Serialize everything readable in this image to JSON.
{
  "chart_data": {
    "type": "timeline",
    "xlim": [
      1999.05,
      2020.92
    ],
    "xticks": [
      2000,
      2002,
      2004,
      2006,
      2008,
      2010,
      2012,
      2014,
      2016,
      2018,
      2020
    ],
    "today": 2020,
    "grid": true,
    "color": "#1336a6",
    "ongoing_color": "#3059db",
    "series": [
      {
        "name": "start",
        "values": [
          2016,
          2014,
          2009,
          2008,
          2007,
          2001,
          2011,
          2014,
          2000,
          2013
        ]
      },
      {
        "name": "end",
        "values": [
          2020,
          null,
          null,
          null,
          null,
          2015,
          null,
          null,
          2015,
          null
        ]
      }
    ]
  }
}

* * *

### [To do]
Repeat every line of the material exactly as given.

### [Solution to the problem]
Serialize everything readable in this image to JSON.
{
  "chart_data": {
    "type": "timeline",
    "xlim": [
      1999.05,
      2020.92
    ],
    "xticks": [
      2000,
      2002,
      2004,
      2006,
      2008,
      2010,
      2012,
      2014,
      2016,
      2018,
      2020
    ],
    "today": 2020,
    "grid": true,
    "color": "#1336a6",
    "ongoing_color": "#3059db",
    "series": [
      {
        "name": "start",
        "values": [
          2016,
          2014,
          2009,
          2008,
          2007,
          2001,
          2011,
          2014,
          2000,
          2013
        ]
      },
      {
        "name": "end",
        "values": [
          2020,
          null,
          null,
          null,
          null,
          2015,
          null,
          null,
          2015,
          null
        ]
      }
    ]
  }
}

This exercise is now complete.